EXERCISE.
All of the material below is to be returned exactly.

++++ ENTRIES ++++

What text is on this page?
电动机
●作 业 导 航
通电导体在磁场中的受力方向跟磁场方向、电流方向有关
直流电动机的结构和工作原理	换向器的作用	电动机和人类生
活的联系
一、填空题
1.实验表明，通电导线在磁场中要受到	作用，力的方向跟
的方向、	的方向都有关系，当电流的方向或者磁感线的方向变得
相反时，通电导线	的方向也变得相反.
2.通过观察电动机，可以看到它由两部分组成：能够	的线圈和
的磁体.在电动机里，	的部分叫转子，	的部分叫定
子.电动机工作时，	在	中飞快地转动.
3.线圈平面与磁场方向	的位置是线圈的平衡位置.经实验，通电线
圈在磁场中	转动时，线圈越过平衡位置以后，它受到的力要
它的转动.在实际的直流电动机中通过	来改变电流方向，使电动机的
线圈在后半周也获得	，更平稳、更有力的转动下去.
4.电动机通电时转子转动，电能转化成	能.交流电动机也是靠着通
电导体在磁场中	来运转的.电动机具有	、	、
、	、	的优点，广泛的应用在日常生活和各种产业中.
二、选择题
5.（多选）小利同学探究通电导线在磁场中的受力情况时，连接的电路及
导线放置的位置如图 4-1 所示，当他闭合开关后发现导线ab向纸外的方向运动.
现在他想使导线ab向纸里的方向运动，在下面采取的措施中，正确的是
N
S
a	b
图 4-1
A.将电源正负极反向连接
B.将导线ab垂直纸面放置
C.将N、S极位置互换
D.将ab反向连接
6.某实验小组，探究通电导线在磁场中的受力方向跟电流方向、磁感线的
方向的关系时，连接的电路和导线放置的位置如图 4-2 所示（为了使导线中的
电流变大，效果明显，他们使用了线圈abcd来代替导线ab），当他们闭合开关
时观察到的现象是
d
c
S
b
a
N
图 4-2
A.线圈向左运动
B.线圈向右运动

++++

SOLVED EXERCISE.
What text is on this page?
电动机
●作 业 导 航
通电导体在磁场中的受力方向跟磁场方向、电流方向有关
直流电动机的结构和工作原理	换向器的作用	电动机和人类生
活的联系
一、填空题
1.实验表明，通电导线在磁场中要受到	作用，力的方向跟
的方向、	的方向都有关系，当电流的方向或者磁感线的方向变得
相反时，通电导线	的方向也变得相反.
2.通过观察电动机，可以看到它由两部分组成：能够	的线圈和
的磁体.在电动机里，	的部分叫转子，	的部分叫定
子.电动机工作时，	在	中飞快地转动.
3.线圈平面与磁场方向	的位置是线圈的平衡位置.经实验，通电线
圈在磁场中	转动时，线圈越过平衡位置以后，它受到的力要
它的转动.在实际的直流电动机中通过	来改变电流方向，使电动机的
线圈在后半周也获得	，更平稳、更有力的转动下去.
4.电动机通电时转子转动，电能转化成	能.交流电动机也是靠着通
电导体在磁场中	来运转的.电动机具有	、	、
、	、	的优点，广泛的应用在日常生活和各种产业中.
二、选择题
5.（多选）小利同学探究通电导线在磁场中的受力情况时，连接的电路及
导线放置的位置如图 4-1 所示，当他闭合开关后发现导线ab向纸外的方向运动.
现在他想使导线ab向纸里的方向运动，在下面采取的措施中，正确的是
N
S
a	b
图 4-1
A.将电源正负极反向连接
B.将导线ab垂直纸面放置
C.将N、S极位置互换
D.将ab反向连接
6.某实验小组，探究通电导线在磁场中的受力方向跟电流方向、磁感线的
方向的关系时，连接的电路和导线放置的位置如图 4-2 所示（为了使导线中的
电流变大，效果明显，他们使用了线圈abcd来代替导线ab），当他们闭合开关
时观察到的现象是
d
c
S
b
a
N
图 4-2
A.线圈向左运动
B.线圈向右运动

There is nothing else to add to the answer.